# [DIRECTION]
Quote every row below verbatim, leaving out the pictures.

Element boundary rows
* START *
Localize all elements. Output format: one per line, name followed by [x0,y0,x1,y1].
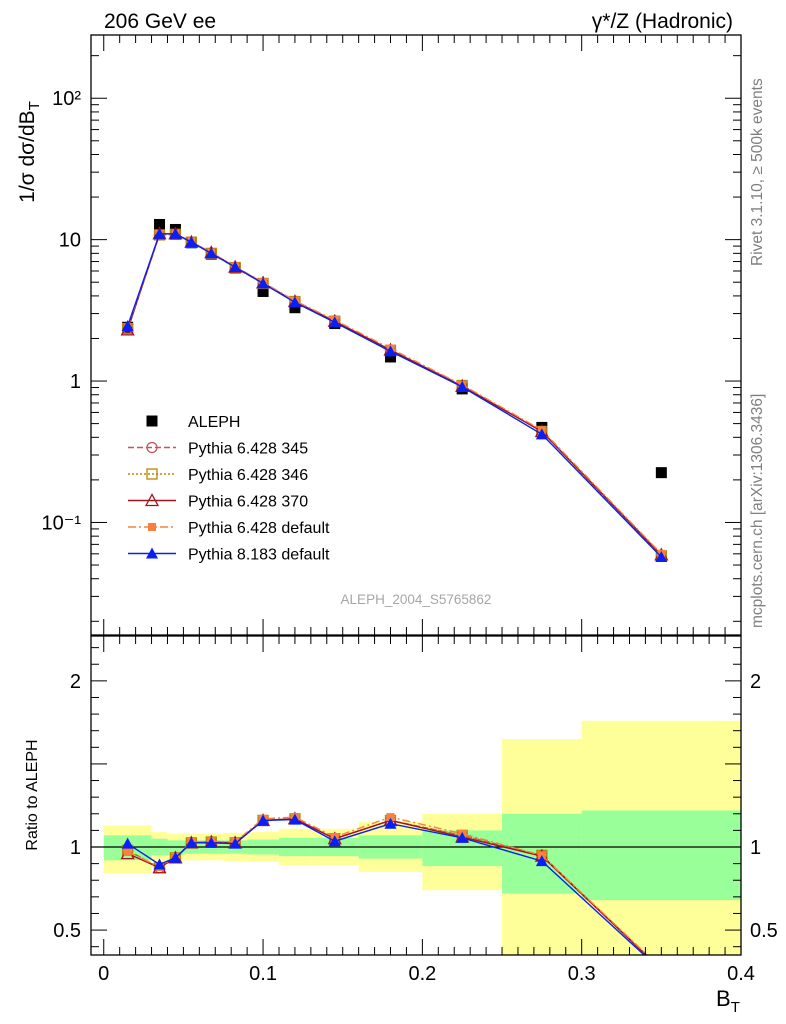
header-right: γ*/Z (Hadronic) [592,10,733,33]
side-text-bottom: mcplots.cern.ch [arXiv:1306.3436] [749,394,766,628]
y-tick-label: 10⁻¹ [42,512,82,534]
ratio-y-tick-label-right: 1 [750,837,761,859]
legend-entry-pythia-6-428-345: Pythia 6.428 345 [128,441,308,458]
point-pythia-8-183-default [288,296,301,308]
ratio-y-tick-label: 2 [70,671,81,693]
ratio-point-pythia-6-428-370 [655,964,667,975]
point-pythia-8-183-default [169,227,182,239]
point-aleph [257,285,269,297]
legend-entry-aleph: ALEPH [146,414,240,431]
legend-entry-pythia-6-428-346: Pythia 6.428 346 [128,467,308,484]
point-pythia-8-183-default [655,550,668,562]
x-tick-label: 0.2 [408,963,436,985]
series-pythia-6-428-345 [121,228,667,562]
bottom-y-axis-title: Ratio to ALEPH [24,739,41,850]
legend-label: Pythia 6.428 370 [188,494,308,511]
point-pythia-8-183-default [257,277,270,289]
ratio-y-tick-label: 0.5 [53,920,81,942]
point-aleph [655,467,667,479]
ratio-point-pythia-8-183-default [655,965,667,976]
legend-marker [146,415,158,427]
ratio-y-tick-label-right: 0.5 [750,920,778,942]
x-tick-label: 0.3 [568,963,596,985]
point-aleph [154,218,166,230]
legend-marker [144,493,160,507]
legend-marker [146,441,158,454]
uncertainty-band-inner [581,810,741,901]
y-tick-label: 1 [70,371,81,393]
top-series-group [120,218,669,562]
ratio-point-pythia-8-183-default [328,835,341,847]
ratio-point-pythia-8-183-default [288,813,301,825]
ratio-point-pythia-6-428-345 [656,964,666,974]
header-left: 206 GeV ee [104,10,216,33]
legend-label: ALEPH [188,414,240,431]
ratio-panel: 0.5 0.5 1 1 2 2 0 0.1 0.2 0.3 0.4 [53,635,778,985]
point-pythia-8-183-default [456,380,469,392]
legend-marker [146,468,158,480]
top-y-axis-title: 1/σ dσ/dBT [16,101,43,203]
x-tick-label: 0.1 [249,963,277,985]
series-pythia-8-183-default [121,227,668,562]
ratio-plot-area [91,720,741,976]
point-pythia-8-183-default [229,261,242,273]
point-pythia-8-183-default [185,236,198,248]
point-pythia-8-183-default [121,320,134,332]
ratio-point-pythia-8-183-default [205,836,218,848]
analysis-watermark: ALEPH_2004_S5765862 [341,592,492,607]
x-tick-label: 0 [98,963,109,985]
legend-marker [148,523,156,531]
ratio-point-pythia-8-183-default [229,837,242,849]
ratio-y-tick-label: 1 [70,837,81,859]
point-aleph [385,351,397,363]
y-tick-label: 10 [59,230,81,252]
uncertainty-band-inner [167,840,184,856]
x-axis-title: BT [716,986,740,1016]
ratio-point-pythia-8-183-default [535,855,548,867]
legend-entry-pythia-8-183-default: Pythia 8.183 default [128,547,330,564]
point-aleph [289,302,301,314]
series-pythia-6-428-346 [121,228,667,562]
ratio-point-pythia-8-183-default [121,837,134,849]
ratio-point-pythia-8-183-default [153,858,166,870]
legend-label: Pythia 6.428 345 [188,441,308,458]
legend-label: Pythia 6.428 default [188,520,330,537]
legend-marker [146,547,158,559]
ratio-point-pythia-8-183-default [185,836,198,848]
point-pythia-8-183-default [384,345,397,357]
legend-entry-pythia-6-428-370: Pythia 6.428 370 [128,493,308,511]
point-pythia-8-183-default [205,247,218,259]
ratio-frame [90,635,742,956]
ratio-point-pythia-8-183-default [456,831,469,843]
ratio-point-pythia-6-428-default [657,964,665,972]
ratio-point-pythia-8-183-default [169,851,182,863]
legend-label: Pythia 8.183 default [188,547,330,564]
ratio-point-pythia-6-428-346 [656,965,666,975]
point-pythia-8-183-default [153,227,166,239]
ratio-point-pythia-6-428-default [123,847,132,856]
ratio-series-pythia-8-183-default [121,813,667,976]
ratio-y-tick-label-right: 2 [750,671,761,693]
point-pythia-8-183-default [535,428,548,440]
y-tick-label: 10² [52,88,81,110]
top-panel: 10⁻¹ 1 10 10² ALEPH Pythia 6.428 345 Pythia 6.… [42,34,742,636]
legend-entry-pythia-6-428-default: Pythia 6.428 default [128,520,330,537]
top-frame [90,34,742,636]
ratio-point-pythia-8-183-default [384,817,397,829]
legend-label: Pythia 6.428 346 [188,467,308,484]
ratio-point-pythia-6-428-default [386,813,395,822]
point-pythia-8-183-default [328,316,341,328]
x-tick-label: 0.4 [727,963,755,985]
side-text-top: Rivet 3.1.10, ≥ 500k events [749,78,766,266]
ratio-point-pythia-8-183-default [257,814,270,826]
* END *
# [RESULT OF THE TASK]
Localize all elements. Output format: one per line, name followed by [x0,y0,x1,y1].
header-right: γ*/Z (Hadronic) [592,10,733,33]
side-text-bottom: mcplots.cern.ch [arXiv:1306.3436] [749,394,766,628]
y-tick-label: 10⁻¹ [42,512,82,534]
ratio-y-tick-label-right: 1 [750,837,761,859]
legend-entry-pythia-6-428-345: Pythia 6.428 345 [128,441,308,458]
point-pythia-8-183-default [288,296,301,308]
ratio-y-tick-label: 2 [70,671,81,693]
ratio-point-pythia-6-428-370 [655,964,667,975]
point-pythia-8-183-default [169,227,182,239]
point-aleph [257,285,269,297]
legend-entry-aleph: ALEPH [146,414,240,431]
legend-entry-pythia-6-428-346: Pythia 6.428 346 [128,467,308,484]
point-pythia-8-183-default [655,550,668,562]
x-tick-label: 0.2 [408,963,436,985]
series-pythia-6-428-345 [121,228,667,562]
bottom-y-axis-title: Ratio to ALEPH [24,739,41,850]
legend-label: Pythia 6.428 370 [188,494,308,511]
point-pythia-8-183-default [257,277,270,289]
ratio-y-tick-label: 0.5 [53,920,81,942]
point-aleph [655,467,667,479]
ratio-point-pythia-8-183-default [655,965,667,976]
legend-marker [146,415,158,427]
ratio-y-tick-label-right: 0.5 [750,920,778,942]
x-tick-label: 0.3 [568,963,596,985]
point-aleph [154,218,166,230]
legend-marker [144,493,160,507]
legend-marker [146,441,158,454]
uncertainty-band-inner [581,810,741,901]
y-tick-label: 1 [70,371,81,393]
top-series-group [120,218,669,562]
ratio-point-pythia-8-183-default [328,835,341,847]
ratio-point-pythia-8-183-default [288,813,301,825]
ratio-point-pythia-6-428-345 [656,964,666,974]
header-left: 206 GeV ee [104,10,216,33]
legend-label: ALEPH [188,414,240,431]
ratio-panel: 0.5 0.5 1 1 2 2 0 0.1 0.2 0.3 0.4 [53,635,778,985]
point-pythia-8-183-default [456,380,469,392]
legend-marker [146,468,158,480]
top-y-axis-title: 1/σ dσ/dBT [16,101,43,203]
x-tick-label: 0.1 [249,963,277,985]
series-pythia-8-183-default [121,227,668,562]
ratio-plot-area [91,720,741,976]
point-pythia-8-183-default [229,261,242,273]
point-pythia-8-183-default [185,236,198,248]
point-pythia-8-183-default [121,320,134,332]
ratio-point-pythia-8-183-default [205,836,218,848]
analysis-watermark: ALEPH_2004_S5765862 [341,592,492,607]
x-tick-label: 0 [98,963,109,985]
legend-marker [148,523,156,531]
ratio-point-pythia-8-183-default [229,837,242,849]
ratio-y-tick-label: 1 [70,837,81,859]
point-aleph [385,351,397,363]
y-tick-label: 10 [59,230,81,252]
uncertainty-band-inner [167,840,184,856]
x-axis-title: BT [716,986,740,1016]
ratio-point-pythia-8-183-default [535,855,548,867]
legend-entry-pythia-8-183-default: Pythia 8.183 default [128,547,330,564]
point-aleph [289,302,301,314]
series-pythia-6-428-346 [121,228,667,562]
ratio-point-pythia-8-183-default [121,837,134,849]
ratio-point-pythia-8-183-default [153,858,166,870]
legend-label: Pythia 6.428 345 [188,441,308,458]
legend-label: Pythia 6.428 default [188,520,330,537]
legend-marker [146,547,158,559]
ratio-point-pythia-8-183-default [185,836,198,848]
point-pythia-8-183-default [384,345,397,357]
legend-entry-pythia-6-428-370: Pythia 6.428 370 [128,493,308,511]
point-pythia-8-183-default [205,247,218,259]
ratio-frame [90,635,742,956]
ratio-point-pythia-8-183-default [456,831,469,843]
ratio-point-pythia-6-428-default [657,964,665,972]
ratio-point-pythia-8-183-default [169,851,182,863]
legend-label: Pythia 8.183 default [188,547,330,564]
ratio-point-pythia-6-428-346 [656,965,666,975]
point-pythia-8-183-default [153,227,166,239]
ratio-point-pythia-6-428-default [123,847,132,856]
ratio-series-pythia-8-183-default [121,813,667,976]
ratio-y-tick-label-right: 2 [750,671,761,693]
point-pythia-8-183-default [535,428,548,440]
y-tick-label: 10² [52,88,81,110]
top-panel: 10⁻¹ 1 10 10² ALEPH Pythia 6.428 345 Pythia 6.… [42,34,742,636]
legend-entry-pythia-6-428-default: Pythia 6.428 default [128,520,330,537]
top-frame [90,34,742,636]
ratio-point-pythia-8-183-default [384,817,397,829]
legend-label: Pythia 6.428 346 [188,467,308,484]
ratio-point-pythia-6-428-default [386,813,395,822]
point-pythia-8-183-default [328,316,341,328]
x-tick-label: 0.4 [727,963,755,985]
side-text-top: Rivet 3.1.10, ≥ 500k events [749,78,766,266]
ratio-point-pythia-8-183-default [257,814,270,826]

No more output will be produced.